Copy all lines that contain the word "this".

Dataset records:
________________________

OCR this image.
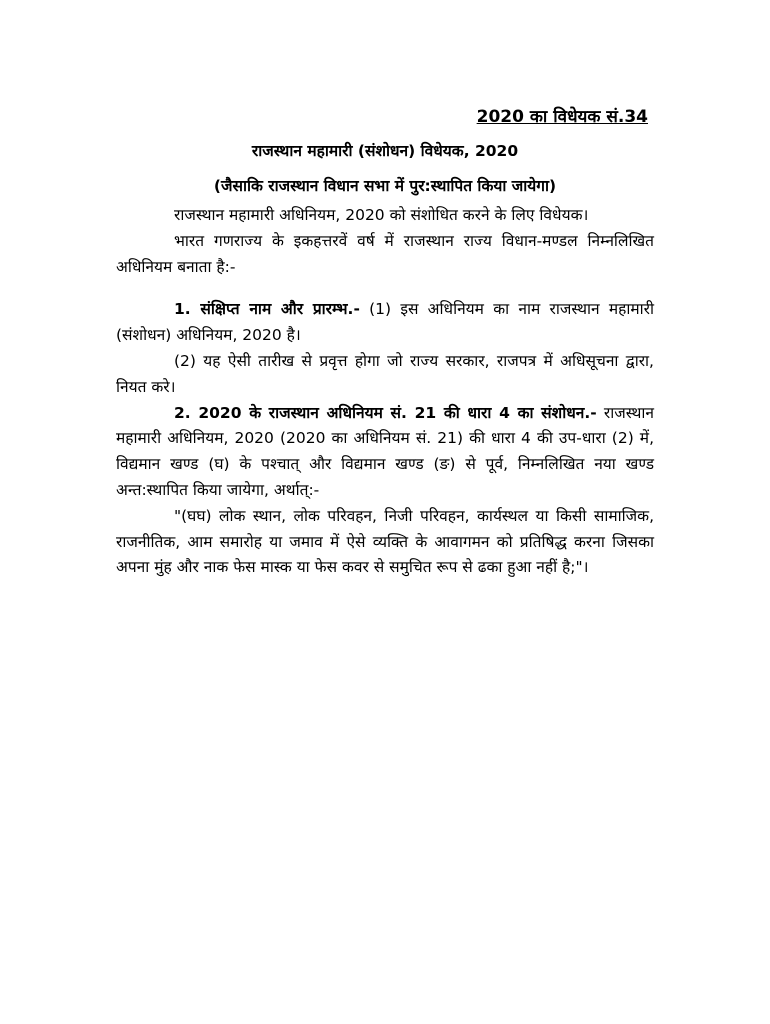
2020 का विधेयक सं.34

राजस्थान महामारी (संशोधन) विधेयक, 2020

(जैसाकि राजस्थान विधान सभा में पुर:स्थापित किया जायेगा)

राजस्थान महामारी अधिनियम, 2020 को संशोधित करने के लिए विधेयक।

भारत गणराज्य के इकहत्तरवें वर्ष में राजस्थान राज्य विधान-मण्डल निम्नलिखित अधिनियम बनाता है:-

1. संक्षिप्त नाम और प्रारम्भ.- (1) इस अधिनियम का नाम राजस्थान महामारी (संशोधन) अधिनियम, 2020 है।

(2) यह ऐसी तारीख से प्रवृत्त होगा जो राज्य सरकार, राजपत्र में अधिसूचना द्वारा, नियत करे।

2. 2020 के राजस्थान अधिनियम सं. 21 की धारा 4 का संशोधन.- राजस्थान महामारी अधिनियम, 2020 (2020 का अधिनियम सं. 21) की धारा 4 की उप-धारा (2) में, विद्यमान खण्ड (घ) के पश्चात् और विद्यमान खण्ड (ङ) से पूर्व, निम्नलिखित नया खण्ड अन्त:स्थापित किया जायेगा, अर्थात्:-

"(घघ) लोक स्थान, लोक परिवहन, निजी परिवहन, कार्यस्थल या किसी सामाजिक, राजनीतिक, आम समारोह या जमाव में ऐसे व्यक्ति के आवागमन को प्रतिषिद्ध करना जिसका अपना मुंह और नाक फेस मास्क या फेस कवर से समुचित रूप से ढका हुआ नहीं है;"।
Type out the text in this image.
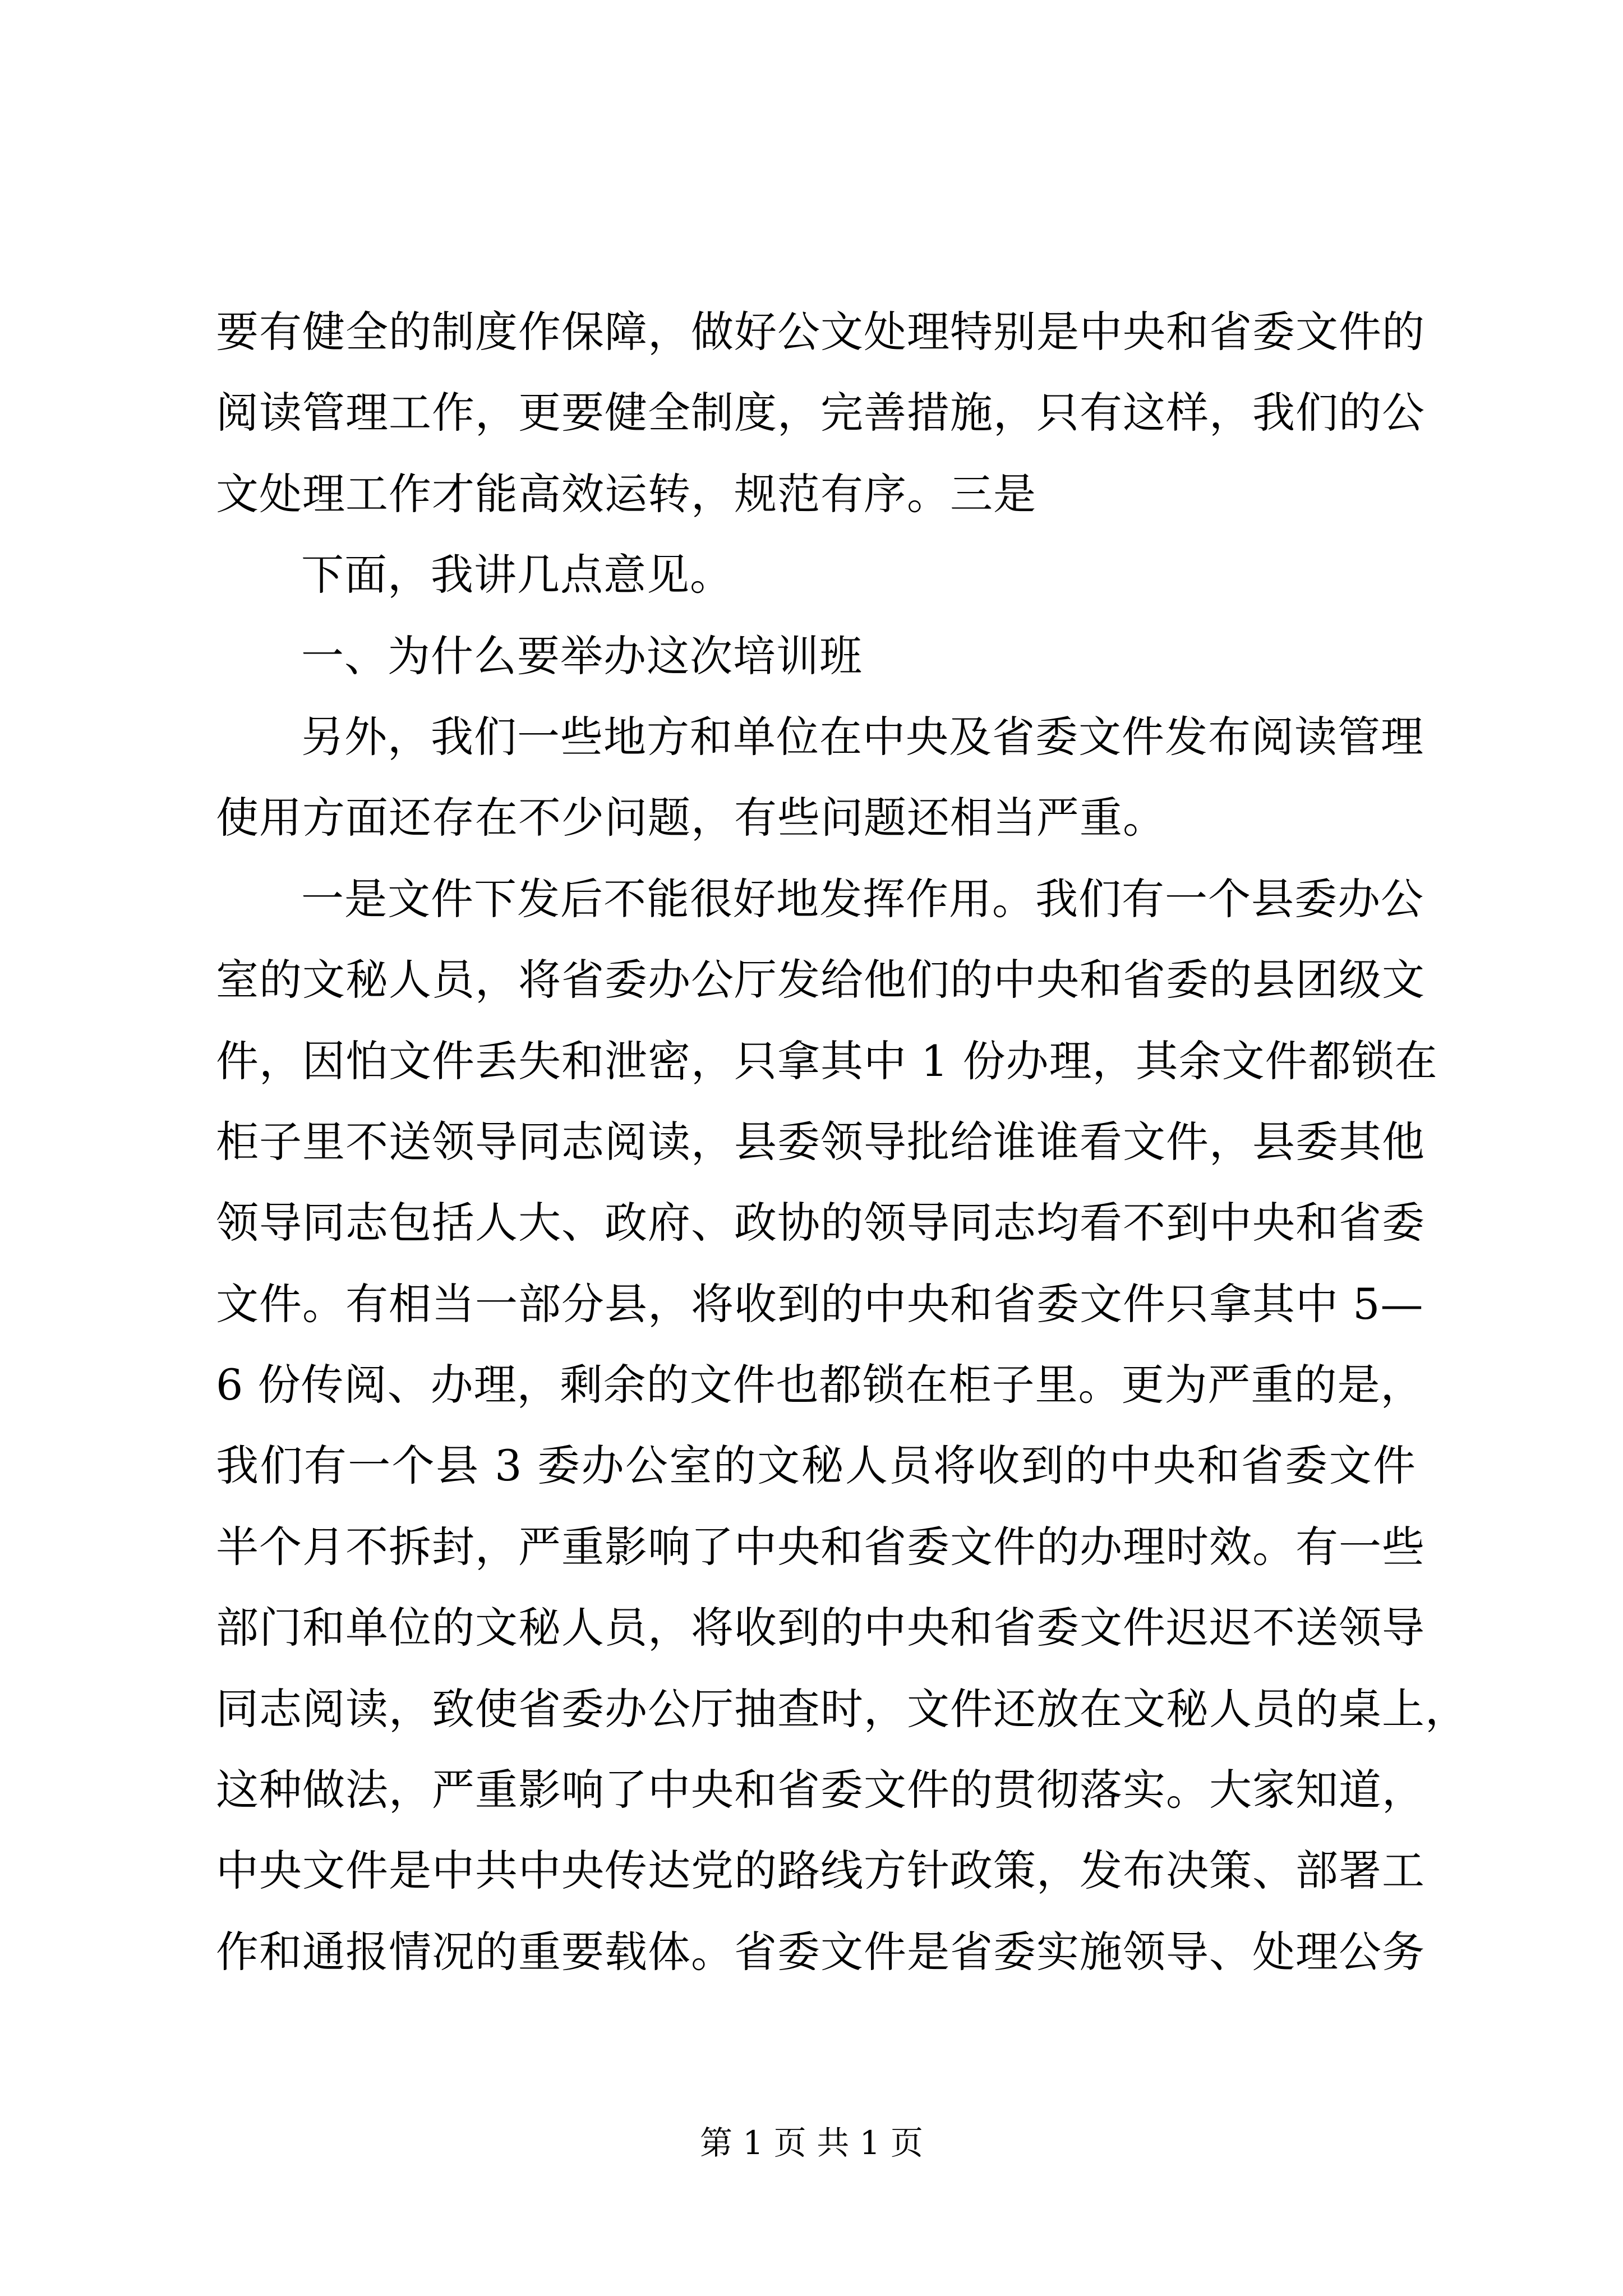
要有健全的制度作保障，做好公文处理特别是中央和省委文件的
阅读管理工作，更要健全制度，完善措施，只有这样，我们的公
文处理工作才能高效运转，规范有序。三是
下面，我讲几点意见。
一、为什么要举办这次培训班
另外，我们一些地方和单位在中央及省委文件发布阅读管理
使用方面还存在不少问题，有些问题还相当严重。
一是文件下发后不能很好地发挥作用。我们有一个县委办公
室的文秘人员，将省委办公厅发给他们的中央和省委的县团级文
件，因怕文件丢失和泄密，只拿其中 1 份办理，其余文件都锁在
柜子里不送领导同志阅读，县委领导批给谁谁看文件，县委其他
领导同志包括人大、政府、政协的领导同志均看不到中央和省委
文件。有相当一部分县，将收到的中央和省委文件只拿其中 5—
6 份传阅、办理，剩余的文件也都锁在柜子里。更为严重的是，
我们有一个县 3 委办公室的文秘人员将收到的中央和省委文件
半个月不拆封，严重影响了中央和省委文件的办理时效。有一些
部门和单位的文秘人员，将收到的中央和省委文件迟迟不送领导
同志阅读，致使省委办公厅抽查时，文件还放在文秘人员的桌上，
这种做法，严重影响了中央和省委文件的贯彻落实。大家知道，
中央文件是中共中央传达党的路线方针政策，发布决策、部署工
作和通报情况的重要载体。省委文件是省委实施领导、处理公务
第 1 页 共 1 页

________________________

» Written solution:
OCR this image.
Type out the text in this image.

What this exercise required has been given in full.